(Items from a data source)
* begin *

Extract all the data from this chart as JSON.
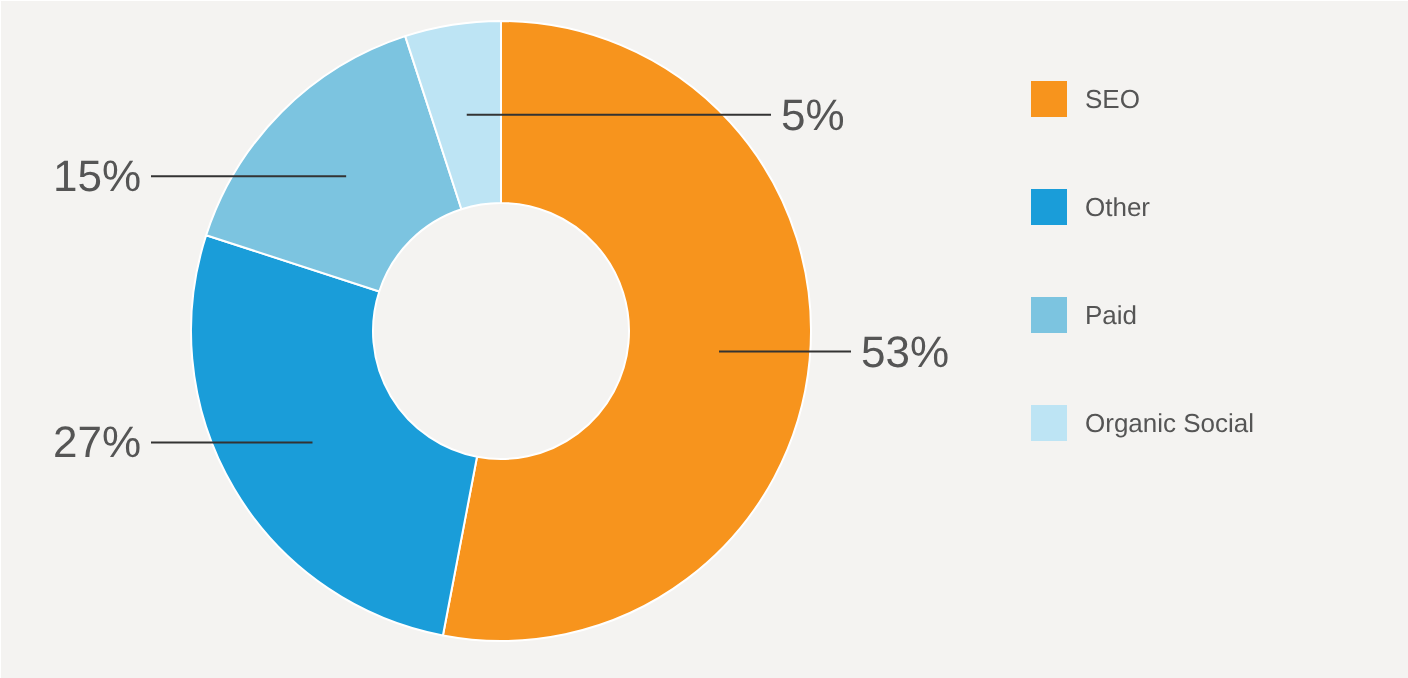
{
  "chart_data": {
    "type": "donut",
    "categories": [
      "SEO",
      "Other",
      "Paid",
      "Organic Social"
    ],
    "values": [
      53,
      27,
      15,
      5
    ],
    "colors": [
      "#f7941d",
      "#1a9dd9",
      "#7cc4e0",
      "#bde4f4"
    ],
    "value_labels": [
      "53%",
      "27%",
      "15%",
      "5%"
    ],
    "legend": "right"
  }
}
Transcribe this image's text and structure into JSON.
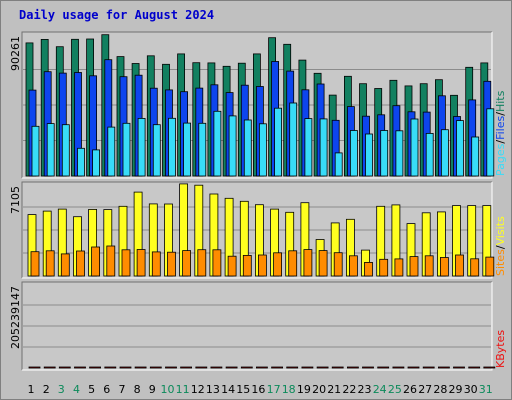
{
  "title": "Daily usage for August 2024",
  "colors": {
    "background": "#c0c0c0",
    "plot_background": "#c8c8c8",
    "grid": "#8c8c8c",
    "hits": "#128060",
    "files": "#0d45ee",
    "pages": "#38dcf8",
    "visits": "#ffff20",
    "sites": "#ff8c00",
    "kbytes": "#ee1010",
    "weekend_label": "#0b8a5a",
    "weekday_label": "#000000"
  },
  "chart_data": [
    {
      "type": "bar",
      "panel": "hits-files-pages",
      "ymax_label": "90261",
      "ylim": [
        0,
        90261
      ],
      "grid": true,
      "legend": {
        "placement": "right",
        "items": [
          "Pages",
          "/",
          "Files",
          "/",
          "Hits"
        ]
      },
      "categories": [
        "1",
        "2",
        "3",
        "4",
        "5",
        "6",
        "7",
        "8",
        "9",
        "10",
        "11",
        "12",
        "13",
        "14",
        "15",
        "16",
        "17",
        "18",
        "19",
        "20",
        "21",
        "22",
        "23",
        "24",
        "25",
        "26",
        "27",
        "28",
        "29",
        "30",
        "31"
      ],
      "weekend_days": [
        3,
        4,
        10,
        11,
        17,
        18,
        24,
        25,
        31
      ],
      "series": [
        {
          "name": "Hits",
          "values": [
            84600,
            86800,
            82200,
            86900,
            87100,
            89800,
            75900,
            71500,
            76400,
            71000,
            77600,
            72000,
            71900,
            69700,
            71700,
            77600,
            87900,
            83700,
            73700,
            65300,
            51400,
            63400,
            58700,
            55600,
            60800,
            57300,
            58700,
            61200,
            51300,
            69100,
            71900
          ]
        },
        {
          "name": "Files",
          "values": [
            54600,
            66300,
            65400,
            65800,
            63700,
            73900,
            63100,
            64100,
            55800,
            54700,
            53600,
            55900,
            58000,
            53000,
            57700,
            56900,
            72800,
            66700,
            54800,
            58500,
            35400,
            44100,
            38000,
            38900,
            44700,
            40800,
            40600,
            51000,
            37800,
            48400,
            60200
          ]
        },
        {
          "name": "Pages",
          "values": [
            31600,
            33300,
            32600,
            17600,
            16600,
            31100,
            33500,
            36600,
            32600,
            36700,
            33600,
            33500,
            41100,
            38200,
            35600,
            33200,
            43100,
            46400,
            36500,
            36300,
            14700,
            28900,
            26700,
            28900,
            28700,
            36200,
            27100,
            29400,
            35200,
            24800,
            42700
          ]
        }
      ]
    },
    {
      "type": "bar",
      "panel": "visits-sites",
      "ymax_label": "7105",
      "ylim": [
        0,
        7105
      ],
      "grid": true,
      "legend": {
        "placement": "right",
        "items": [
          "Sites",
          "/",
          "Visits"
        ]
      },
      "categories": [
        "1",
        "2",
        "3",
        "4",
        "5",
        "6",
        "7",
        "8",
        "9",
        "10",
        "11",
        "12",
        "13",
        "14",
        "15",
        "16",
        "17",
        "18",
        "19",
        "20",
        "21",
        "22",
        "23",
        "24",
        "25",
        "26",
        "27",
        "28",
        "29",
        "30",
        "31"
      ],
      "series": [
        {
          "name": "Visits",
          "values": [
            4740,
            5010,
            5170,
            4580,
            5140,
            5130,
            5380,
            6480,
            5570,
            5560,
            7110,
            7010,
            6330,
            6000,
            5770,
            5510,
            5170,
            4920,
            5660,
            2820,
            4100,
            4380,
            2000,
            5380,
            5490,
            4050,
            4880,
            4950,
            5440,
            5440,
            5440
          ]
        },
        {
          "name": "Sites",
          "values": [
            1880,
            1950,
            1710,
            1930,
            2240,
            2320,
            2020,
            2050,
            1860,
            1840,
            1960,
            2030,
            2020,
            1530,
            1590,
            1620,
            1790,
            1950,
            2040,
            1960,
            1800,
            1560,
            1050,
            1290,
            1320,
            1500,
            1560,
            1430,
            1620,
            1330,
            1460
          ]
        }
      ]
    },
    {
      "type": "bar",
      "panel": "kbytes",
      "ymax_label": "205239147",
      "ylim": [
        0,
        205239147
      ],
      "grid": true,
      "legend": {
        "placement": "right",
        "items": [
          "KBytes"
        ]
      },
      "categories": [
        "1",
        "2",
        "3",
        "4",
        "5",
        "6",
        "7",
        "8",
        "9",
        "10",
        "11",
        "12",
        "13",
        "14",
        "15",
        "16",
        "17",
        "18",
        "19",
        "20",
        "21",
        "22",
        "23",
        "24",
        "25",
        "26",
        "27",
        "28",
        "29",
        "30",
        "31"
      ],
      "series": [
        {
          "name": "KBytes",
          "values": [
            110100,
            161700,
            138500,
            202000,
            197700,
            177800,
            89500,
            130100,
            98800,
            102000,
            53100,
            31200,
            33500,
            69800,
            67800,
            69300,
            122200,
            105400,
            81800,
            56100,
            88900,
            76000,
            55000,
            67900,
            130400,
            68900,
            38000,
            35000,
            28700,
            44200,
            50000
          ]
        }
      ]
    }
  ]
}
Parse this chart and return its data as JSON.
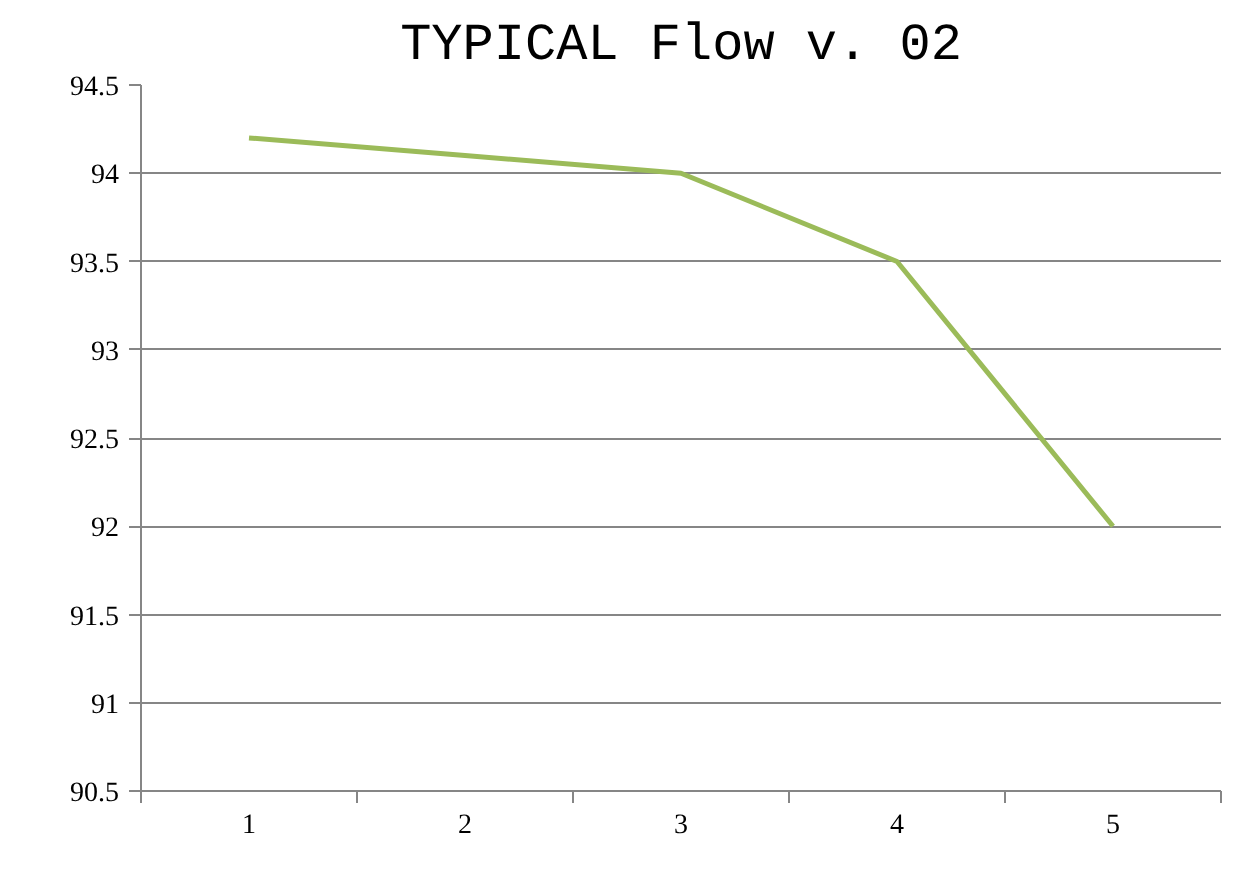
{
  "chart_data": {
    "type": "line",
    "title": "TYPICAL Flow v. 02",
    "categories": [
      "1",
      "2",
      "3",
      "4",
      "5"
    ],
    "series": [
      {
        "color": "#9bbb59",
        "values": [
          94.2,
          94.1,
          94.0,
          93.5,
          92.0
        ]
      }
    ],
    "ylim": [
      90.5,
      94.5
    ],
    "yticks": [
      90.5,
      91,
      91.5,
      92,
      92.5,
      93,
      93.5,
      94,
      94.5
    ],
    "grid": "y",
    "marker": "none"
  }
}
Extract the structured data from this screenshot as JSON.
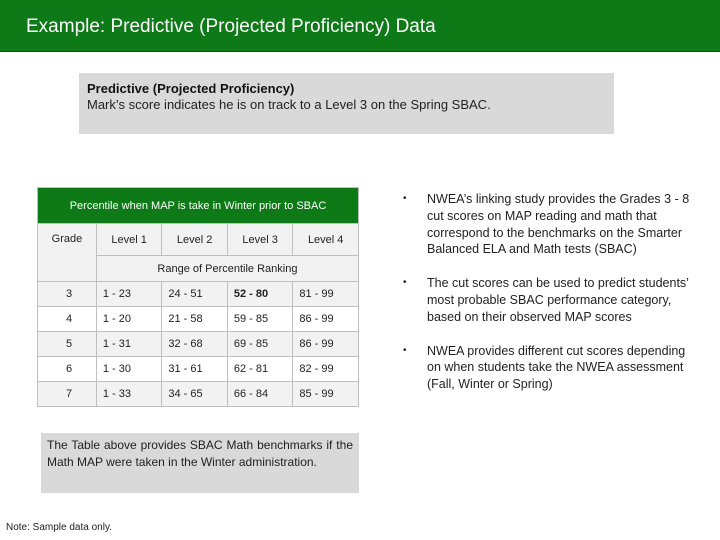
{
  "header": {
    "title": "Example: Predictive (Projected Proficiency) Data"
  },
  "callout": {
    "heading": "Predictive (Projected Proficiency)",
    "text": "Mark’s score indicates he is on track to a Level 3 on the Spring SBAC."
  },
  "table": {
    "caption": "Percentile when MAP is take in Winter prior to SBAC",
    "grade_header": "Grade",
    "level_headers": [
      "Level 1",
      "Level 2",
      "Level 3",
      "Level 4"
    ],
    "range_label": "Range of Percentile Ranking",
    "rows": [
      {
        "grade": "3",
        "l1": "1 - 23",
        "l2": "24 - 51",
        "l3": "52 - 80",
        "l4": "81 - 99"
      },
      {
        "grade": "4",
        "l1": "1 - 20",
        "l2": "21 - 58",
        "l3": "59 - 85",
        "l4": "86 - 99"
      },
      {
        "grade": "5",
        "l1": "1 - 31",
        "l2": "32 - 68",
        "l3": "69 - 85",
        "l4": "86 - 99"
      },
      {
        "grade": "6",
        "l1": "1 - 30",
        "l2": "31 - 61",
        "l3": "62 - 81",
        "l4": "82 - 99"
      },
      {
        "grade": "7",
        "l1": "1 - 33",
        "l2": "34 - 65",
        "l3": "66 - 84",
        "l4": "85 - 99"
      }
    ]
  },
  "note": "The Table above provides SBAC Math benchmarks if the Math MAP were taken in the Winter administration.",
  "footnote": "Note: Sample data only.",
  "bullets": [
    "NWEA’s linking study provides the Grades 3 - 8 cut scores on MAP reading and math that correspond to the benchmarks on the Smarter Balanced ELA and Math tests (SBAC)",
    "The cut scores can be used to predict students’ most probable SBAC performance category, based on their observed MAP scores",
    "NWEA provides different cut scores depending on when students take the NWEA assessment (Fall, Winter or Spring)"
  ],
  "colors": {
    "title_bar": "#0d7a17",
    "callout_bg": "#d9d9d9",
    "table_header_bg": "#0d7a17"
  }
}
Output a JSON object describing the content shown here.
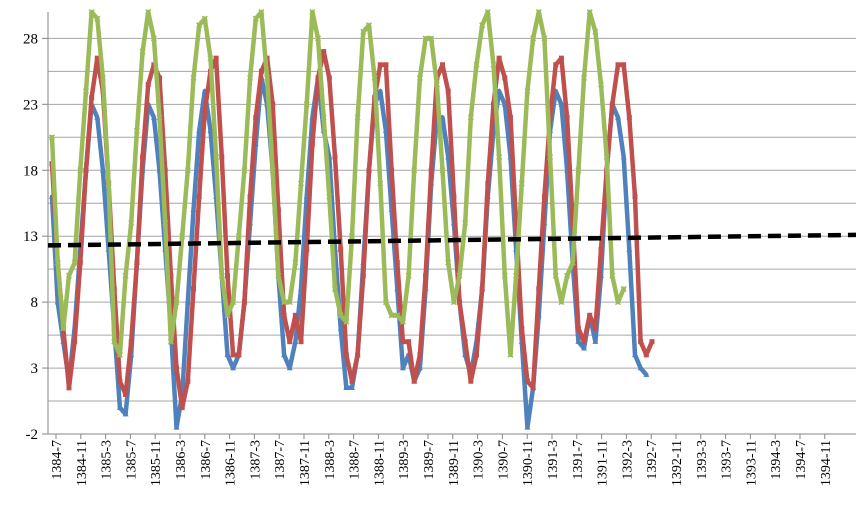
{
  "chart_data": {
    "type": "line",
    "title": "",
    "xlabel": "",
    "ylabel": "",
    "ylim": [
      -2,
      30
    ],
    "y_ticks": [
      -2,
      3,
      8,
      13,
      18,
      23,
      28
    ],
    "x_tick_labels": [
      "1384-7",
      "1384-11",
      "1385-3",
      "1385-7",
      "1385-11",
      "1386-3",
      "1386-7",
      "1386-11",
      "1387-3",
      "1387-7",
      "1387-11",
      "1388-3",
      "1388-7",
      "1388-11",
      "1389-3",
      "1389-7",
      "1389-11",
      "1390-3",
      "1390-7",
      "1390-11",
      "1391-3",
      "1391-7",
      "1391-11",
      "1392-3",
      "1392-7",
      "1392-11",
      "1393-3",
      "1393-7",
      "1393-11",
      "1394-3",
      "1394-7",
      "1394-11"
    ],
    "grid": "horizontal",
    "legend": "none",
    "series": [
      {
        "color": "#4f81bd",
        "marker": "triangle",
        "values": [
          16,
          8,
          5,
          2,
          6,
          12,
          18,
          23,
          22,
          18,
          12,
          6,
          0,
          -0.5,
          4,
          11,
          18,
          23,
          22,
          18,
          12,
          6,
          -1.5,
          1,
          8,
          15,
          21,
          24,
          21,
          16,
          10,
          4,
          3,
          4,
          8,
          14,
          20,
          25,
          23,
          18,
          10,
          4,
          3,
          5,
          9,
          16,
          22,
          25,
          21,
          19,
          12,
          6,
          1.5,
          1.5,
          4,
          11,
          18,
          23,
          24,
          21,
          15,
          9,
          3,
          4,
          2,
          3,
          9,
          17,
          22,
          22,
          19,
          14,
          8,
          4,
          2.5,
          5,
          9,
          16,
          21,
          24,
          23,
          19,
          12,
          5,
          -1.5,
          1.5,
          7,
          14,
          21,
          24,
          23,
          18,
          11,
          5,
          4.5,
          7,
          5,
          10,
          18,
          23,
          22,
          19,
          12,
          4,
          3,
          2.5
        ]
      },
      {
        "color": "#c0504d",
        "marker": "square",
        "values": [
          18.5,
          11,
          6,
          1.5,
          5,
          11,
          18,
          23.5,
          26.5,
          24,
          17,
          9,
          2,
          1,
          5,
          11,
          19,
          24.5,
          26,
          25,
          18,
          10,
          3,
          0,
          2,
          9,
          16,
          22.5,
          25.5,
          26.5,
          19,
          10,
          4,
          4,
          8,
          16,
          22,
          25.5,
          26.5,
          23,
          15,
          7,
          5,
          7,
          5,
          12,
          20,
          25,
          27,
          25,
          19,
          12,
          4,
          2,
          4,
          10,
          18,
          23.5,
          26,
          26,
          18,
          11,
          5,
          5,
          2,
          4,
          10,
          18,
          25,
          26,
          24,
          16,
          8,
          5,
          2,
          4,
          9,
          17,
          23,
          26.5,
          25,
          22,
          14,
          6,
          2,
          1.5,
          9,
          16,
          22,
          26,
          26.5,
          22,
          14,
          6,
          5,
          7,
          6,
          12,
          18,
          23,
          26,
          26,
          22,
          16,
          5,
          4,
          5
        ]
      },
      {
        "color": "#9bbb59",
        "marker": "x",
        "values": [
          20.5,
          11,
          6,
          10,
          11,
          18,
          24,
          30,
          29.5,
          25,
          17,
          5,
          4,
          10,
          14,
          21,
          27,
          30,
          28,
          22,
          14,
          5,
          8,
          13,
          18,
          25,
          29,
          29.5,
          26.5,
          19,
          10,
          7,
          8,
          13,
          18,
          25,
          29.5,
          30,
          25,
          18,
          10,
          8,
          8,
          11,
          17,
          23,
          30,
          28,
          22,
          16,
          9,
          7,
          6.5,
          13,
          22,
          28.5,
          29,
          25,
          17,
          8,
          7,
          7,
          6.5,
          10,
          18,
          25,
          28,
          28,
          24.5,
          18,
          11,
          8,
          10,
          14,
          22,
          26,
          29,
          30,
          26,
          19,
          10,
          4,
          10,
          17,
          24,
          28,
          30,
          28,
          19,
          10,
          8,
          10,
          11,
          18,
          25,
          30,
          28.5,
          24.5,
          19,
          10,
          8,
          9
        ]
      },
      {
        "color": "#000000",
        "style": "dashed",
        "values": [
          12.3,
          13.1
        ]
      }
    ]
  }
}
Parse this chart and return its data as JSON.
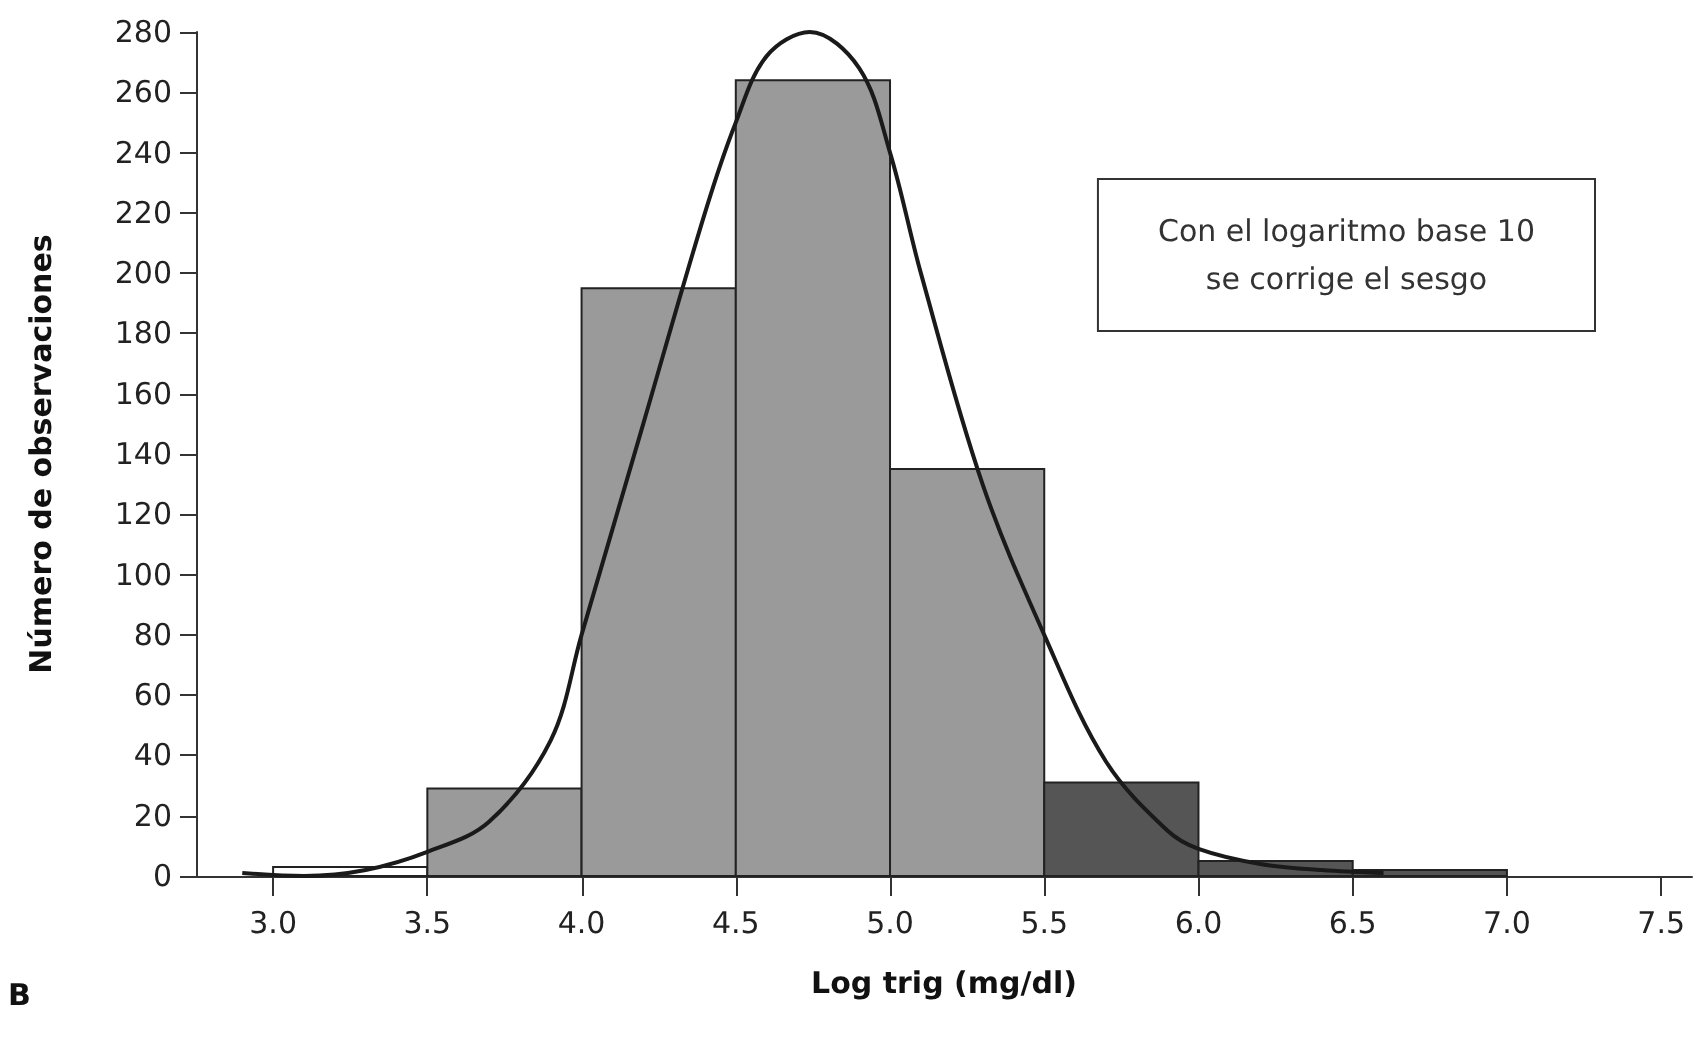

* end *

Exercise brief –
Write down every line of the data above that includes the string "SBAC".

Worked answer –
    "text": "Mark’s score indicates he is on track to a Level 3 on the Spring SBAC."
    "caption": "Percentile when MAP is take in Winter prior to SBAC",
  "note": "The Table above provides SBAC Math benchmarks if the Math MAP were taken in the Winter administration.",
    "NWEA’s linking study provides the Grades 3 - 8 cut scores on MAP reading and math that correspond to the benchmarks on the Smarter Balanced ELA and Math tests (SBAC)",
    "The cut scores can be used to predict students’ most probable SBAC performance category, based on their observed MAP scores",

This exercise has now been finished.